▶ **Task goal**
Tally up the lines carrying the string "screenshot" and respond with only the resulting number.

▶ **Input rows**
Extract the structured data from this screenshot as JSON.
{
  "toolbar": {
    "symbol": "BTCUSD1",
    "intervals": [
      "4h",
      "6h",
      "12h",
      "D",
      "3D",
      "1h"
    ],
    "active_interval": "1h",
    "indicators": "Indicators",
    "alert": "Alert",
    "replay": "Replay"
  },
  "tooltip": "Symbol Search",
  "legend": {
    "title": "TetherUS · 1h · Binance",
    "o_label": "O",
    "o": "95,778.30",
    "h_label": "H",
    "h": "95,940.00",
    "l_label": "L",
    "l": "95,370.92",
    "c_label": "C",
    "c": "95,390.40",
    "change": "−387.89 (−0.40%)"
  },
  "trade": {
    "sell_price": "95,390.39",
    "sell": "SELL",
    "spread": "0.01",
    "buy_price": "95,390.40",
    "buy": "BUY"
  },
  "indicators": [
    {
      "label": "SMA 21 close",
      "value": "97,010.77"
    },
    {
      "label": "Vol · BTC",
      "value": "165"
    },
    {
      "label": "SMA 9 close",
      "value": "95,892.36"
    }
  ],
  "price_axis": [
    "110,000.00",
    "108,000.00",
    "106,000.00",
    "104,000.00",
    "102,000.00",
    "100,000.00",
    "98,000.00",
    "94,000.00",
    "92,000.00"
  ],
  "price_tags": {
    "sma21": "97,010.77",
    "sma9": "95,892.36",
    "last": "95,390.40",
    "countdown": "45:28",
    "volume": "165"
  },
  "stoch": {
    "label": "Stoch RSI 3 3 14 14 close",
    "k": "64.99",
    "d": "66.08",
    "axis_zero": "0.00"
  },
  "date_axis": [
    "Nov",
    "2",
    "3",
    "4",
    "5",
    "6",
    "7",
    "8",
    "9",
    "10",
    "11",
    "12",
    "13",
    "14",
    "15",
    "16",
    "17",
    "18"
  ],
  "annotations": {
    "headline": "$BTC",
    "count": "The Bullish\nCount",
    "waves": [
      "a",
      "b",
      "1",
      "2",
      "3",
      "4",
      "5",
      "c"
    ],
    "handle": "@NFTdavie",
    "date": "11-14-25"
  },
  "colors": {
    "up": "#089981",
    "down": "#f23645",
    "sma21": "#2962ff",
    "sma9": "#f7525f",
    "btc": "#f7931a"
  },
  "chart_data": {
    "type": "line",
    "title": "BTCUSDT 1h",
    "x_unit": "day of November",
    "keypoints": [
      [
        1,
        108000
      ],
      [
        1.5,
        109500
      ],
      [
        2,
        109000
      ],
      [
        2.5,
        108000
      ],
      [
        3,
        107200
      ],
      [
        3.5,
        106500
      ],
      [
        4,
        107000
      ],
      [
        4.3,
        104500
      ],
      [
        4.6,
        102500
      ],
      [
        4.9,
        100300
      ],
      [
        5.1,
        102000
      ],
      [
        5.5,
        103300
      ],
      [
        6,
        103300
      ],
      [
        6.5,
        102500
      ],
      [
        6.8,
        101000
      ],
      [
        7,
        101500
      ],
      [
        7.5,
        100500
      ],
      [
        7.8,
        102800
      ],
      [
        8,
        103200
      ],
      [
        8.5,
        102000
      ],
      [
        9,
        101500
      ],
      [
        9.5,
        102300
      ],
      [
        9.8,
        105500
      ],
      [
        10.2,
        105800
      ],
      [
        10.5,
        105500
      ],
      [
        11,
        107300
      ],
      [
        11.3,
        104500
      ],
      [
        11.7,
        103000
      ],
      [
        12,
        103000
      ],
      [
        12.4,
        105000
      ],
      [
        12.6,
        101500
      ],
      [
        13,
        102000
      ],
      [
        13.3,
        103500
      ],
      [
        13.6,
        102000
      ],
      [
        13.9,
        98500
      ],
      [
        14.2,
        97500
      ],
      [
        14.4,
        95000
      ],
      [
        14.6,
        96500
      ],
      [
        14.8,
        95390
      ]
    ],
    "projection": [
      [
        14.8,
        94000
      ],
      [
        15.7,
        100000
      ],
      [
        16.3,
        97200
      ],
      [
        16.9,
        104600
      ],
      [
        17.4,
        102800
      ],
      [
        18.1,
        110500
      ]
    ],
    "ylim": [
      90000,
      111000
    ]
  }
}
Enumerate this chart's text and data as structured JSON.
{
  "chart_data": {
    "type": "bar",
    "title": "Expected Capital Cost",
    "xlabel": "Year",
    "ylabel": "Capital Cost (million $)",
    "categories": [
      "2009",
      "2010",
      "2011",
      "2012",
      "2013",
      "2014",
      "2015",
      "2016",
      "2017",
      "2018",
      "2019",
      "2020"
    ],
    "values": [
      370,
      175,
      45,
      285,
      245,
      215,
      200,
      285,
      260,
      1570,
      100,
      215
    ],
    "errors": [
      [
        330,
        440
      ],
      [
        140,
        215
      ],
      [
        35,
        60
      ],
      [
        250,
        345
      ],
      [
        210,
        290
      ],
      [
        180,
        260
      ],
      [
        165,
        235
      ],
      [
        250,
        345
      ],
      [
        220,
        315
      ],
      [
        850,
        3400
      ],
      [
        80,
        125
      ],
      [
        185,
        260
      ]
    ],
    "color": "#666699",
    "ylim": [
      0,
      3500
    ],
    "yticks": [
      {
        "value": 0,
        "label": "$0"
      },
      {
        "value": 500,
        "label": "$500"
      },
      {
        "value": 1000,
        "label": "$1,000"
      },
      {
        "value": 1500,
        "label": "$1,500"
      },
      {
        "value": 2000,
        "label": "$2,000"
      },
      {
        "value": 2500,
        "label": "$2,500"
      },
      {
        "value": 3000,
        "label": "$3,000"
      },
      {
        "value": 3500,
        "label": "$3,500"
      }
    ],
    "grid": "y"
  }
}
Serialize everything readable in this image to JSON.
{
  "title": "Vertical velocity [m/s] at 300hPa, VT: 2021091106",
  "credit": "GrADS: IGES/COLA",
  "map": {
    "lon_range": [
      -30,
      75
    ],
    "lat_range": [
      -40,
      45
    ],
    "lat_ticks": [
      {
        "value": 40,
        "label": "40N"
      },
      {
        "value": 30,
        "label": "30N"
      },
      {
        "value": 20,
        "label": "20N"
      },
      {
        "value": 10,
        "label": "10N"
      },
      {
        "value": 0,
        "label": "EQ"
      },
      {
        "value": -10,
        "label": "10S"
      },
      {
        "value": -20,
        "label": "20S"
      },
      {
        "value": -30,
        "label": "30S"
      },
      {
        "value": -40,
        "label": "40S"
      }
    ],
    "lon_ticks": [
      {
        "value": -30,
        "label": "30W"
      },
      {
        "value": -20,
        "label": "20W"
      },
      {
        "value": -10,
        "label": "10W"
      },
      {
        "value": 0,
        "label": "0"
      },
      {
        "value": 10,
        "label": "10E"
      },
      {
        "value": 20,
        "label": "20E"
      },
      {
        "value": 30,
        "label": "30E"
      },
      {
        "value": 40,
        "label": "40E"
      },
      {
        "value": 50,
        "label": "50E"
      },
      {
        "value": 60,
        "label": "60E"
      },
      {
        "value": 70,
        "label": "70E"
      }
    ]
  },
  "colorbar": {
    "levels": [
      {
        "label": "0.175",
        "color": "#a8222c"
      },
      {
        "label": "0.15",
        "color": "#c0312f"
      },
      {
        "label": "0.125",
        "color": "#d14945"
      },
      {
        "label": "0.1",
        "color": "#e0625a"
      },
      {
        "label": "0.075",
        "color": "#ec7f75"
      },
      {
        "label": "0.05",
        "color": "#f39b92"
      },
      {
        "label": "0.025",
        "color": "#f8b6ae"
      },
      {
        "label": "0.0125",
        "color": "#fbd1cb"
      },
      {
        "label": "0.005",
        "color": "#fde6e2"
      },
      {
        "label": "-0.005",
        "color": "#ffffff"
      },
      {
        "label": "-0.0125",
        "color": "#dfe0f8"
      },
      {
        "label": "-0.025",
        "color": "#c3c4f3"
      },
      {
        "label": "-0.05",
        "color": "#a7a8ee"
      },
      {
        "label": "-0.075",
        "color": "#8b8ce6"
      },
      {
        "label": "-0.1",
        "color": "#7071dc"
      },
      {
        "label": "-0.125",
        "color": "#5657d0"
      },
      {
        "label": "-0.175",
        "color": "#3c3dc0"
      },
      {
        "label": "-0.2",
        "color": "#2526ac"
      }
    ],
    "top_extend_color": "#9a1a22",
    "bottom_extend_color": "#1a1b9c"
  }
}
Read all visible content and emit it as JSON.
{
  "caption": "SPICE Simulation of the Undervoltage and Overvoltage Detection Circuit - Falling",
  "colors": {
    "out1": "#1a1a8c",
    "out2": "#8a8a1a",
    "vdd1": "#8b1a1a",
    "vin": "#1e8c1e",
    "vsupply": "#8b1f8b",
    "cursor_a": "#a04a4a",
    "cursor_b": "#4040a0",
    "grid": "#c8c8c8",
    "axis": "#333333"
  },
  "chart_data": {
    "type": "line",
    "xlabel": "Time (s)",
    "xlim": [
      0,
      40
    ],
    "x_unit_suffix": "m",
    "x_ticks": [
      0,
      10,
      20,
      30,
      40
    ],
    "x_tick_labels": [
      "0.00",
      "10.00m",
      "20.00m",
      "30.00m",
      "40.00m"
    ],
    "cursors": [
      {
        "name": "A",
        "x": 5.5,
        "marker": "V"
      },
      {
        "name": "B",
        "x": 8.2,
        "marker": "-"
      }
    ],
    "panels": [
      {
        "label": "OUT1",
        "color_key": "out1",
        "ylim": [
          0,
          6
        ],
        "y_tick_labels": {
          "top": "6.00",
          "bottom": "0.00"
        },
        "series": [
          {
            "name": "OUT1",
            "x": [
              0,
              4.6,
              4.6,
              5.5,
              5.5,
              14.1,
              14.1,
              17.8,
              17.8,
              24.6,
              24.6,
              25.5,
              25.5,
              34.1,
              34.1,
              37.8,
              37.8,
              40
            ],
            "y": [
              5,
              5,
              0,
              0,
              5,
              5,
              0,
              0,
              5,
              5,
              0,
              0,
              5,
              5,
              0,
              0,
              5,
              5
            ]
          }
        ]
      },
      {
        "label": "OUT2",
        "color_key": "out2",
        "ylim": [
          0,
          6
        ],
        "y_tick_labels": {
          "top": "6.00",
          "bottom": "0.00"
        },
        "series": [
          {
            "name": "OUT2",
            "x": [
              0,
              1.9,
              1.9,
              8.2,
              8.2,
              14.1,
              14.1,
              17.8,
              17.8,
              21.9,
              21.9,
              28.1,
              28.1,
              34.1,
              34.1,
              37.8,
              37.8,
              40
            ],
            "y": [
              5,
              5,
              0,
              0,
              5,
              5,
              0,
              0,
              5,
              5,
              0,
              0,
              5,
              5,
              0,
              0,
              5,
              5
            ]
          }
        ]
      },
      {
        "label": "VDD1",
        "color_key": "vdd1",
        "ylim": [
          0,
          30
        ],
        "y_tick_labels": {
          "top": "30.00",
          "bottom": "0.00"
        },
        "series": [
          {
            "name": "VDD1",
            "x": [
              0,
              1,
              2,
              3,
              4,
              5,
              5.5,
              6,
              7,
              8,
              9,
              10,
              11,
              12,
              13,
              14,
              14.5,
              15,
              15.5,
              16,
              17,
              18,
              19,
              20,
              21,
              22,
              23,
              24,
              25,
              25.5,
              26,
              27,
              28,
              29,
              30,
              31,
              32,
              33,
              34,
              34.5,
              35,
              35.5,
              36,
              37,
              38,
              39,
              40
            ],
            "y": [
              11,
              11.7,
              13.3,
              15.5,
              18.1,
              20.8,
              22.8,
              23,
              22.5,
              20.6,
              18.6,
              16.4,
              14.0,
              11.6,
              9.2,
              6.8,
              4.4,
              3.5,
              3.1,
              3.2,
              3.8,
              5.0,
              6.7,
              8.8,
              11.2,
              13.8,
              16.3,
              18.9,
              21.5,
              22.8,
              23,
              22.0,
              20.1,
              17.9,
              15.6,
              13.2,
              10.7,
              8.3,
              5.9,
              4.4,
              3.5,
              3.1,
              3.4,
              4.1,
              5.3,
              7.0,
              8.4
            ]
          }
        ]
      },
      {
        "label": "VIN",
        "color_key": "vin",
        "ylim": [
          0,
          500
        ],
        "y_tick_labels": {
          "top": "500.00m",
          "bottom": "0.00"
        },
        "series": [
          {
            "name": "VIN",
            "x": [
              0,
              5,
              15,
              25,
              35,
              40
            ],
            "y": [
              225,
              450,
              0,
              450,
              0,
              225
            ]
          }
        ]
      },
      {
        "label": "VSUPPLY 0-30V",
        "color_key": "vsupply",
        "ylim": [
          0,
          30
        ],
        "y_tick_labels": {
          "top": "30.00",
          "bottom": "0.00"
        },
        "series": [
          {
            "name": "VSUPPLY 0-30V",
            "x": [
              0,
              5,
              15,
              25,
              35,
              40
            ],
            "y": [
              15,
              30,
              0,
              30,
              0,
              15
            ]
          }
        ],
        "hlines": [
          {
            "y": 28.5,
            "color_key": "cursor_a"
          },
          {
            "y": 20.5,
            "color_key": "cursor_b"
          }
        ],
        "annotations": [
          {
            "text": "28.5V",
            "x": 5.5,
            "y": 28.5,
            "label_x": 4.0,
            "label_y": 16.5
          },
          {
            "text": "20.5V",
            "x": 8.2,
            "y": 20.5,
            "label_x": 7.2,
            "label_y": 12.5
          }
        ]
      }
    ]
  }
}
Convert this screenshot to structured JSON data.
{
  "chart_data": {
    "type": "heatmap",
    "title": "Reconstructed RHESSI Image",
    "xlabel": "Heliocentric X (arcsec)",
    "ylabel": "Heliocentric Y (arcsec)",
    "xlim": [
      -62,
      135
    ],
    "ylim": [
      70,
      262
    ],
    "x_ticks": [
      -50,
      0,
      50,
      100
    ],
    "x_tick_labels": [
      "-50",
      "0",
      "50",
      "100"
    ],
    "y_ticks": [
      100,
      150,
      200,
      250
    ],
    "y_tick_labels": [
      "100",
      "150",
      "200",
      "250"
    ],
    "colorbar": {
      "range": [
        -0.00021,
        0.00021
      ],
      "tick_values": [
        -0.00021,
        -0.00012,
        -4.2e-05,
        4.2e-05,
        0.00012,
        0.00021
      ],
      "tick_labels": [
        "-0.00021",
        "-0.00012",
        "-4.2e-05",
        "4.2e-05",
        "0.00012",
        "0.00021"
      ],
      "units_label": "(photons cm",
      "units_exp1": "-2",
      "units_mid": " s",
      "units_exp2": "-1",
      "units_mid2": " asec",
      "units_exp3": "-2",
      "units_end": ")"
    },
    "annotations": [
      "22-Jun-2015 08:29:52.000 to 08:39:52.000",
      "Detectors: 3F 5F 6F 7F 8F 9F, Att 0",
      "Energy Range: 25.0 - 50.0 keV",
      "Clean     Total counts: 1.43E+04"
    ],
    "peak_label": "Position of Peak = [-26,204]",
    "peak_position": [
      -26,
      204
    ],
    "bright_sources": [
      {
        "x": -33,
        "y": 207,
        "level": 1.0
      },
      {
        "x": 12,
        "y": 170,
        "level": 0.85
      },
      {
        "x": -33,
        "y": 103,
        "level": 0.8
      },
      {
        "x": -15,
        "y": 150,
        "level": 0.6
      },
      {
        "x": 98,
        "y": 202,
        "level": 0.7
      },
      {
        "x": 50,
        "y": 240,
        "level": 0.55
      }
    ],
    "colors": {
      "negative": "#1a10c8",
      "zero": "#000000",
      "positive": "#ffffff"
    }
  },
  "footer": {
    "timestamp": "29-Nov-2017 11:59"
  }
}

▶ **Complete response**
2